- _To be done_: Update the items below so that every instance of "data-label" reads "value-label", and leave all other text unchanged.

- _Data entries_:
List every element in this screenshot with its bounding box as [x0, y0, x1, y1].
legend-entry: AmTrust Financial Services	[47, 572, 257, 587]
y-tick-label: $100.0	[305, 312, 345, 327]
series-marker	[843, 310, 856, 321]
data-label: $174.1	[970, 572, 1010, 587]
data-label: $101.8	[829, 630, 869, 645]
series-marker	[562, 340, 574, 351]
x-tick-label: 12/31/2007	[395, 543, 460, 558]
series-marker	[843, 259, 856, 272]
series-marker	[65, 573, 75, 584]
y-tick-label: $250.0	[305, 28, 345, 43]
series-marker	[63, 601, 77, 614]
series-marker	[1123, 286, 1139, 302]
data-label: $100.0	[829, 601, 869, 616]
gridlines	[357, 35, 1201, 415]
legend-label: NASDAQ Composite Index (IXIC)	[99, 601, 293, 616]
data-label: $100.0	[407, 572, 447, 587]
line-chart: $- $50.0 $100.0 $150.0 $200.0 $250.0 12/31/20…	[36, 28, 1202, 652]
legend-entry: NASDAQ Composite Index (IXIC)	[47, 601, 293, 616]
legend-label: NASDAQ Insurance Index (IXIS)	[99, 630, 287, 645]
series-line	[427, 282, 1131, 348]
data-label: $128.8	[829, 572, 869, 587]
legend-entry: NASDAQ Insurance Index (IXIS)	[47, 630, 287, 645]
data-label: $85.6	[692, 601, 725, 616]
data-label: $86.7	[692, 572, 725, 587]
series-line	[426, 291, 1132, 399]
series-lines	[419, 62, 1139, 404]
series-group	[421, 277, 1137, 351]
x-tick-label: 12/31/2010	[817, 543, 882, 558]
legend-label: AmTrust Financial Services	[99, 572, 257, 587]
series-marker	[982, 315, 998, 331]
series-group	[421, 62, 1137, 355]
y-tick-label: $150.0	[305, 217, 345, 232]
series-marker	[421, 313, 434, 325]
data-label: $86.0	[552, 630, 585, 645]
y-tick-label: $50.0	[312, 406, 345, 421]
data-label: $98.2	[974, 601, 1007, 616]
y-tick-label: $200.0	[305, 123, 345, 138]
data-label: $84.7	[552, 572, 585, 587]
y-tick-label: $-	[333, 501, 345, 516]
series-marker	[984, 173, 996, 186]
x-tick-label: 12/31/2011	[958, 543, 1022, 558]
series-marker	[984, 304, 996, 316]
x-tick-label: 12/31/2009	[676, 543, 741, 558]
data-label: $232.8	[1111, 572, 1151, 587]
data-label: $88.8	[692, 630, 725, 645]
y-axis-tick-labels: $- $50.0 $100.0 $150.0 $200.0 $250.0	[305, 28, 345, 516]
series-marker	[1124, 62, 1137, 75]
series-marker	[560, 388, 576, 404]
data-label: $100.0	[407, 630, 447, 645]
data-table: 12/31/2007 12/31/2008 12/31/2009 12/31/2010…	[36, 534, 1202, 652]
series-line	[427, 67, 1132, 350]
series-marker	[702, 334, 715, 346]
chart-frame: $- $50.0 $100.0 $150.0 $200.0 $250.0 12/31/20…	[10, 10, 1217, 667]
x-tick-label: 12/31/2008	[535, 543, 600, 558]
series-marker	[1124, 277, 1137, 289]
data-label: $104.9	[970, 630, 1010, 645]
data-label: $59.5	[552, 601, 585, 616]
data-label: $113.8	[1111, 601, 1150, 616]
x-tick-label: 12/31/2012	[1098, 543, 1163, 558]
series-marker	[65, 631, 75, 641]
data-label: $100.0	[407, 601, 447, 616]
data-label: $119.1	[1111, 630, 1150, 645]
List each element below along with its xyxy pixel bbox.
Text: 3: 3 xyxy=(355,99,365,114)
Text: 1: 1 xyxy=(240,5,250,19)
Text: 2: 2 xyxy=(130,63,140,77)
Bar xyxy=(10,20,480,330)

- _Response to this exercise_:
List every element in this screenshot with its bounding box as [x0, y0, x1, y1].
legend-entry: AmTrust Financial Services	[47, 572, 257, 587]
y-tick-label: $100.0	[305, 312, 345, 327]
series-marker	[843, 310, 856, 321]
value-label: $174.1	[970, 572, 1010, 587]
value-label: $101.8	[829, 630, 869, 645]
series-marker	[562, 340, 574, 351]
x-tick-label: 12/31/2007	[395, 543, 460, 558]
series-marker	[843, 259, 856, 272]
series-marker	[65, 573, 75, 584]
y-tick-label: $250.0	[305, 28, 345, 43]
series-marker	[63, 601, 77, 614]
series-marker	[1123, 286, 1139, 302]
value-label: $100.0	[829, 601, 869, 616]
gridlines	[357, 35, 1201, 415]
legend-label: NASDAQ Composite Index (IXIC)	[99, 601, 293, 616]
value-label: $100.0	[407, 572, 447, 587]
line-chart: $- $50.0 $100.0 $150.0 $200.0 $250.0 12/31/20…	[36, 28, 1202, 652]
legend-entry: NASDAQ Composite Index (IXIC)	[47, 601, 293, 616]
legend-label: NASDAQ Insurance Index (IXIS)	[99, 630, 287, 645]
series-line	[427, 282, 1131, 348]
value-label: $128.8	[829, 572, 869, 587]
legend-entry: NASDAQ Insurance Index (IXIS)	[47, 630, 287, 645]
value-label: $85.6	[692, 601, 725, 616]
value-label: $86.7	[692, 572, 725, 587]
series-line	[426, 291, 1132, 399]
series-lines	[419, 62, 1139, 404]
series-group	[421, 277, 1137, 351]
x-tick-label: 12/31/2010	[817, 543, 882, 558]
legend-label: AmTrust Financial Services	[99, 572, 257, 587]
series-marker	[982, 315, 998, 331]
series-group	[421, 62, 1137, 355]
y-tick-label: $150.0	[305, 217, 345, 232]
series-marker	[421, 313, 434, 325]
value-label: $86.0	[552, 630, 585, 645]
y-tick-label: $50.0	[312, 406, 345, 421]
value-label: $98.2	[974, 601, 1007, 616]
y-tick-label: $200.0	[305, 123, 345, 138]
value-label: $84.7	[552, 572, 585, 587]
y-tick-label: $-	[333, 501, 345, 516]
series-marker	[984, 173, 996, 186]
x-tick-label: 12/31/2011	[958, 543, 1022, 558]
series-marker	[984, 304, 996, 316]
x-tick-label: 12/31/2009	[676, 543, 741, 558]
value-label: $232.8	[1111, 572, 1151, 587]
value-label: $88.8	[692, 630, 725, 645]
y-axis-tick-labels: $- $50.0 $100.0 $150.0 $200.0 $250.0	[305, 28, 345, 516]
series-marker	[1124, 62, 1137, 75]
series-marker	[560, 388, 576, 404]
value-label: $100.0	[407, 630, 447, 645]
data-table: 12/31/2007 12/31/2008 12/31/2009 12/31/2010…	[36, 534, 1202, 652]
series-line	[427, 67, 1132, 350]
series-marker	[702, 334, 715, 346]
chart-frame: $- $50.0 $100.0 $150.0 $200.0 $250.0 12/31/20…	[10, 10, 1217, 667]
x-tick-label: 12/31/2008	[535, 543, 600, 558]
series-marker	[1124, 277, 1137, 289]
value-label: $104.9	[970, 630, 1010, 645]
value-label: $59.5	[552, 601, 585, 616]
value-label: $113.8	[1111, 601, 1150, 616]
x-tick-label: 12/31/2012	[1098, 543, 1163, 558]
series-marker	[65, 631, 75, 641]
value-label: $100.0	[407, 601, 447, 616]
value-label: $119.1	[1111, 630, 1150, 645]
List each element below along with its xyxy pixel bbox.
Text: 3: 3 xyxy=(355,99,365,114)
Text: 1: 1 xyxy=(240,5,250,19)
Text: 2: 2 xyxy=(130,63,140,77)
Bar xyxy=(10,20,480,330)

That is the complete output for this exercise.